Starting at the line with "Give me a plain-text", copy each line through the last one below exactly as written, without any pictures.

_ _ _ _ _ _ _

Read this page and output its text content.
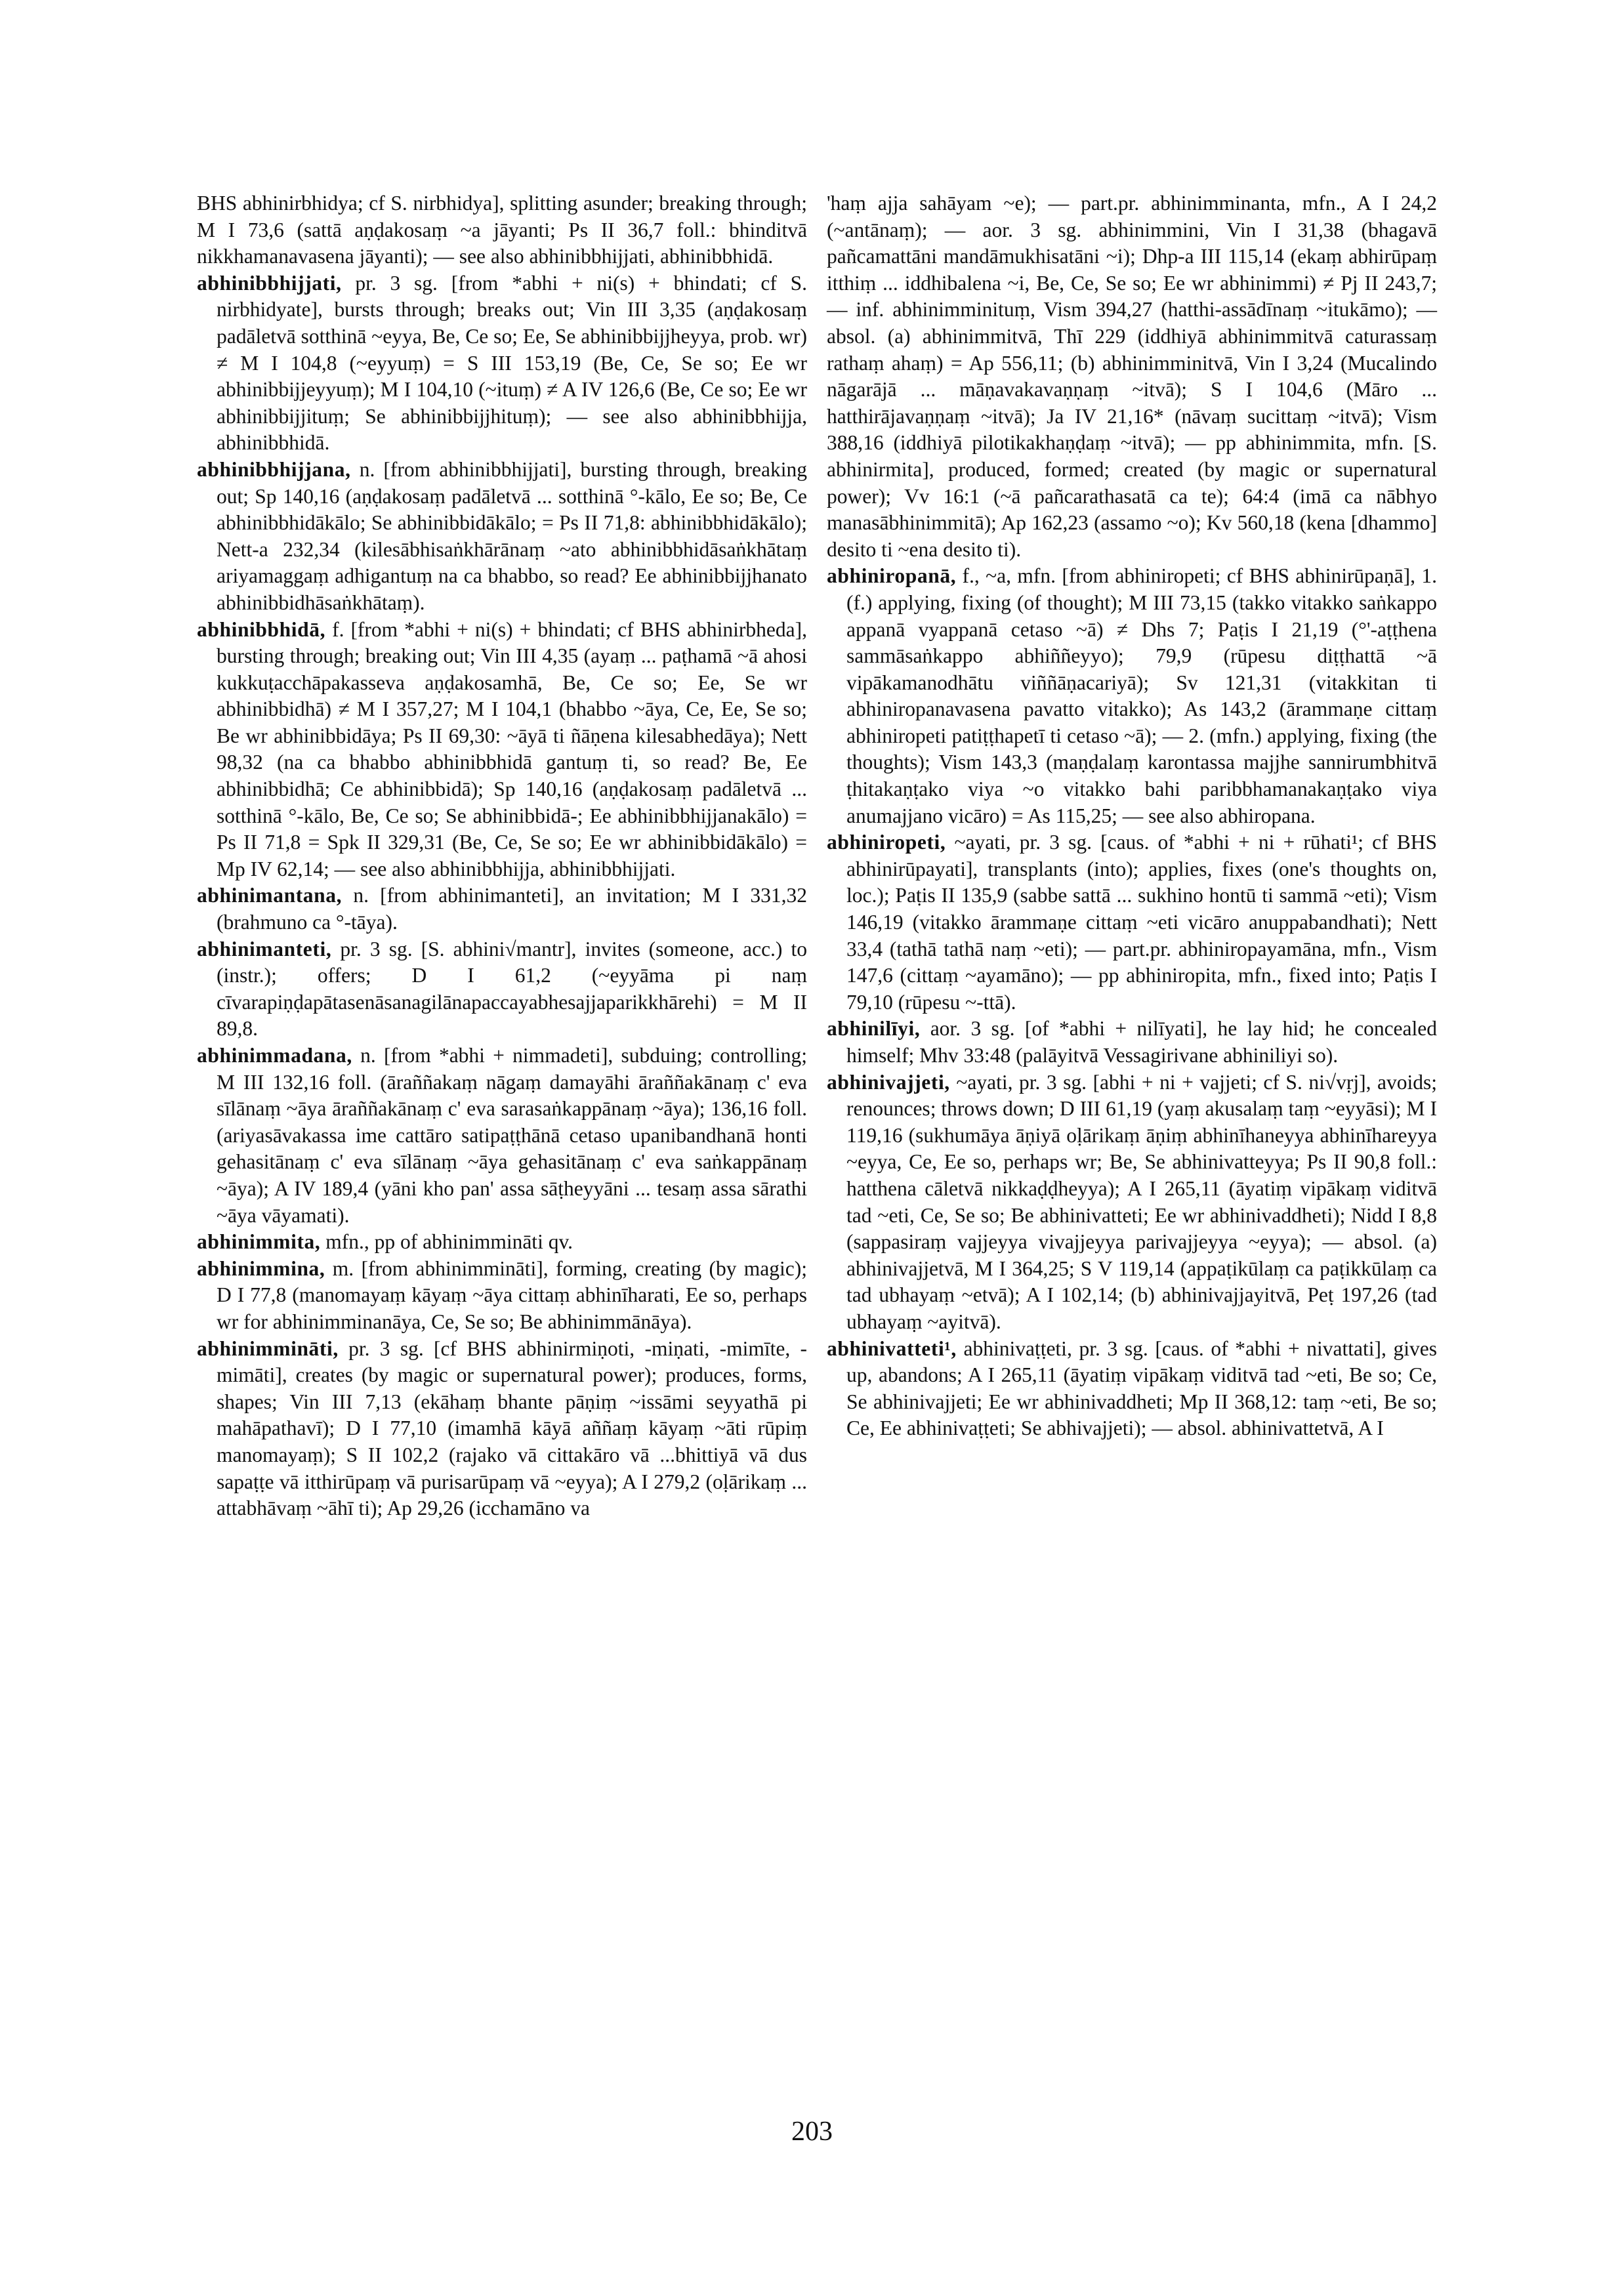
BHS abhinirbhidya; cf S. nirbhidya], splitting asunder; breaking through; M I 73,6 (sattā aṇḍakosaṃ ~a jāyanti; Ps II 36,7 foll.: bhinditvā nikkhamanavasena jāyanti); — see also abhinibbhijjati, abhinibbhidā.

abhinibbhijjati, pr. 3 sg. [from *abhi + ni(s) + bhindati; cf S. nirbhidyate], bursts through; breaks out; Vin III 3,35 (aṇḍakosaṃ padāletvā sotthinā ~eyya, Be, Ce so; Ee, Se abhinibbijjheyya, prob. wr) ≠ M I 104,8 (~eyyuṃ) = S III 153,19 (Be, Ce, Se so; Ee wr abhinibbijjeyyuṃ); M I 104,10 (~ituṃ) ≠ A IV 126,6 (Be, Ce so; Ee wr abhinibbijjituṃ; Se abhinibbijjhituṃ); — see also abhinibbhijja, abhinibbhidā.

abhinibbhijjana, n. [from abhinibbhijjati], bursting through, breaking out; Sp 140,16 (aṇḍakosaṃ padāletvā ... sotthinā °-kālo, Ee so; Be, Ce abhinibbhidākālo; Se abhinibbidākālo; = Ps II 71,8: abhinibbhidākālo); Nett-a 232,34 (kilesābhisaṅkhārānaṃ ~ato abhinibbhidāsaṅkhātaṃ ariyamaggaṃ adhigantuṃ na ca bhabbo, so read? Ee abhinibbijjhanato abhinibbidhāsaṅkhātaṃ).

abhinibbhidā, f. [from *abhi + ni(s) + bhindati; cf BHS abhinirbheda], bursting through; breaking out; Vin III 4,35 (ayaṃ ... paṭhamā ~ā ahosi kukkuṭacchāpakasseva aṇḍakosamhā, Be, Ce so; Ee, Se wr abhinibbidhā) ≠ M I 357,27; M I 104,1 (bhabbo ~āya, Ce, Ee, Se so; Be wr abhinibbidāya; Ps II 69,30: ~āyā ti ñāṇena kilesabhedāya); Nett 98,32 (na ca bhabbo abhinibbhidā gantuṃ ti, so read? Be, Ee abhinibbidhā; Ce abhinibbidā); Sp 140,16 (aṇḍakosaṃ padāletvā ... sotthinā °-kālo, Be, Ce so; Se abhinibbidā-; Ee abhinibbhijjanakālo) = Ps II 71,8 = Spk II 329,31 (Be, Ce, Se so; Ee wr abhinibbidākālo) = Mp IV 62,14; — see also abhinibbhijja, abhinibbhijjati.

abhinimantana, n. [from abhinimanteti], an invitation; M I 331,32 (brahmuno ca °-tāya).

abhinimanteti, pr. 3 sg. [S. abhini√mantr], invites (someone, acc.) to (instr.); offers; D I 61,2 (~eyyāma pi naṃ cīvarapiṇḍapātasenāsanagilānapaccayabhesajjaparikkhārehi) = M II 89,8.

abhinimmadana, n. [from *abhi + nimmadeti], subduing; controlling; M III 132,16 foll. (āraññakaṃ nāgaṃ damayāhi āraññakānaṃ c' eva sīlānaṃ ~āya āraññakānaṃ c' eva sarasaṅkappānaṃ ~āya); 136,16 foll. (ariyasāvakassa ime cattāro satipaṭṭhānā cetaso upanibandhanā honti gehasitānaṃ c' eva sīlānaṃ ~āya gehasitānaṃ c' eva saṅkappānaṃ ~āya); A IV 189,4 (yāni kho pan' assa sāṭheyyāni ... tesaṃ assa sārathi ~āya vāyamati).

abhinimmita, mfn., pp of abhinimmināti qv.

abhinimmina, m. [from abhinimmināti], forming, creating (by magic); D I 77,8 (manomayaṃ kāyaṃ ~āya cittaṃ abhinīharati, Ee so, perhaps wr for abhinimminanāya, Ce, Se so; Be abhinimmānāya).

abhinimmināti, pr. 3 sg. [cf BHS abhinirmiṇoti, -miṇati, -mimīte, -mimāti], creates (by magic or supernatural power); produces, forms, shapes; Vin III 7,13 (ekāhaṃ bhante pāṇiṃ ~issāmi seyyathā pi mahāpathavī); D I 77,10 (imamhā kāyā aññaṃ kāyaṃ ~āti rūpiṃ manomayaṃ); S II 102,2 (rajako vā cittakāro vā ...bhittiyā vā dus sapaṭṭe vā itthirūpaṃ vā purisarūpaṃ vā ~eyya); A I 279,2 (oḷārikaṃ ... attabhāvaṃ ~āhī ti); Ap 29,26 (icchamāno va

'haṃ ajja sahāyam ~e); — part.pr. abhinimminanta, mfn., A I 24,2 (~antānaṃ); — aor. 3 sg. abhinimmini, Vin I 31,38 (bhagavā pañcamattāni mandāmukhisatāni ~i); Dhp-a III 115,14 (ekaṃ abhirūpaṃ itthiṃ ... iddhibalena ~i, Be, Ce, Se so; Ee wr abhinimmi) ≠ Pj II 243,7; — inf. abhinimminituṃ, Vism 394,27 (hatthi-assādīnaṃ ~itukāmo); — absol. (a) abhinimmitvā, Thī 229 (iddhiyā abhinimmitvā caturassaṃ rathaṃ ahaṃ) = Ap 556,11; (b) abhinimminitvā, Vin I 3,24 (Mucalindo nāgarājā ... māṇavakavaṇṇaṃ ~itvā); S I 104,6 (Māro ... hatthirājavaṇṇaṃ ~itvā); Ja IV 21,16* (nāvaṃ sucittaṃ ~itvā); Vism 388,16 (iddhiyā pilotikakhaṇḍaṃ ~itvā); — pp abhinimmita, mfn. [S. abhinirmita], produced, formed; created (by magic or supernatural power); Vv 16:1 (~ā pañcarathasatā ca te); 64:4 (imā ca nābhyo manasābhinimmitā); Ap 162,23 (assamo ~o); Kv 560,18 (kena [dhammo] desito ti ~ena desito ti).

abhiniropanā, f., ~a, mfn. [from abhiniropeti; cf BHS abhinirūpaṇā], 1. (f.) applying, fixing (of thought); M III 73,15 (takko vitakko saṅkappo appanā vyappanā cetaso ~ā) ≠ Dhs 7; Paṭis I 21,19 (°'-aṭṭhena sammāsaṅkappo abhiññeyyo); 79,9 (rūpesu diṭṭhattā ~ā vipākamanodhātu viññāṇacariyā); Sv 121,31 (vitakkitan ti abhiniropanavasena pavatto vitakko); As 143,2 (ārammaṇe cittaṃ abhiniropeti patiṭṭhapetī ti cetaso ~ā); — 2. (mfn.) applying, fixing (the thoughts); Vism 143,3 (maṇḍalaṃ karontassa majjhe sannirumbhitvā ṭhitakaṇṭako viya ~o vitakko bahi paribbhamanakaṇṭako viya anumajjano vicāro) = As 115,25; — see also abhiropana.

abhiniropeti, ~ayati, pr. 3 sg. [caus. of *abhi + ni + rūhati¹; cf BHS abhinirūpayati], transplants (into); applies, fixes (one's thoughts on, loc.); Paṭis II 135,9 (sabbe sattā ... sukhino hontū ti sammā ~eti); Vism 146,19 (vitakko ārammaṇe cittaṃ ~eti vicāro anuppabandhati); Nett 33,4 (tathā tathā naṃ ~eti); — part.pr. abhiniropayamāna, mfn., Vism 147,6 (cittaṃ ~ayamāno); — pp abhiniropita, mfn., fixed into; Paṭis I 79,10 (rūpesu ~-ttā).

abhinilīyi, aor. 3 sg. [of *abhi + nilīyati], he lay hid; he concealed himself; Mhv 33:48 (palāyitvā Vessagirivane abhiniliyi so).

abhinivajjeti, ~ayati, pr. 3 sg. [abhi + ni + vajjeti; cf S. ni√vṛj], avoids; renounces; throws down; D III 61,19 (yaṃ akusalaṃ taṃ ~eyyāsi); M I 119,16 (sukhumāya āṇiyā oḷārikaṃ āṇiṃ abhinīhaneyya abhinīhareyya ~eyya, Ce, Ee so, perhaps wr; Be, Se abhinivatteyya; Ps II 90,8 foll.: hatthena cāletvā nikkaḍḍheyya); A I 265,11 (āyatiṃ vipākaṃ viditvā tad ~eti, Ce, Se so; Be abhinivatteti; Ee wr abhinivaddheti); Nidd I 8,8 (sappasiraṃ vajjeyya vivajjeyya parivajjeyya ~eyya); — absol. (a) abhinivajjetvā, M I 364,25; S V 119,14 (appaṭikūlaṃ ca paṭikkūlaṃ ca tad ubhayaṃ ~etvā); A I 102,14; (b) abhinivajjayitvā, Peṭ 197,26 (tad ubhayaṃ ~ayitvā).

abhinivatteti¹, abhinivaṭṭeti, pr. 3 sg. [caus. of *abhi + nivattati], gives up, abandons; A I 265,11 (āyatiṃ vipākaṃ viditvā tad ~eti, Be so; Ce, Se abhinivajjeti; Ee wr abhinivaddheti; Mp II 368,12: taṃ ~eti, Be so; Ce, Ee abhinivaṭṭeti; Se abhivajjeti); — absol. abhinivattetvā, A I

203
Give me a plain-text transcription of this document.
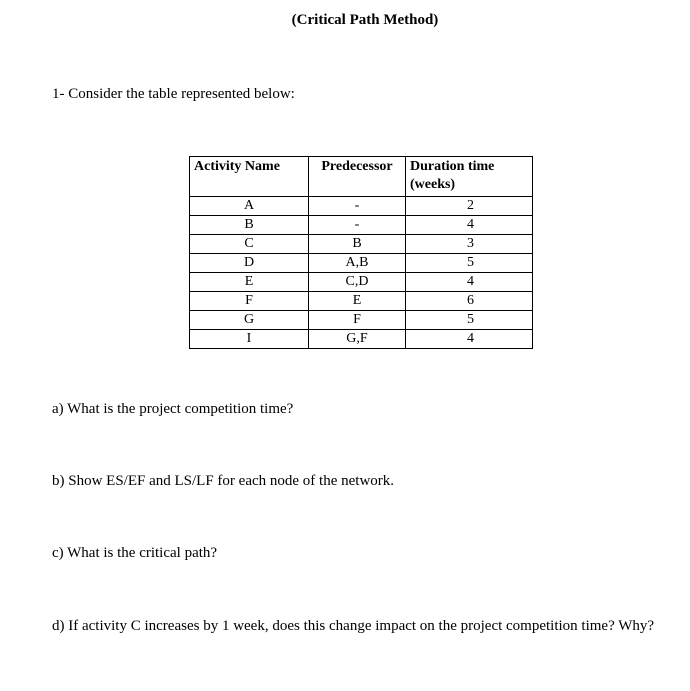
(Critical Path Method)
1- Consider the table represented below:
Activity Name	Predecessor	Duration time (weeks)
A	-	2
B	-	4
C	B	3
D	A,B	5
E	C,D	4
F	E	6
G	F	5
I	G,F	4
a) What is the project competition time?
b) Show ES/EF and LS/LF for each node of the network.
c) What is the critical path?
d) If activity C increases by 1 week, does this change impact on the project competition time? Why?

_ _ _ _ _ _ _

Task result:
Give me a plain-text transcription of this document.
(Critical Path Method)
1- Consider the table represented below:
Activity Name	Predecessor	Duration time (weeks)
A	-	2
B	-	4
C	B	3
D	A,B	5
E	C,D	4
F	E	6
G	F	5
I	G,F	4
a) What is the project competition time?
b) Show ES/EF and LS/LF for each node of the network.
c) What is the critical path?
d) If activity C increases by 1 week, does this change impact on the project competition time? Why?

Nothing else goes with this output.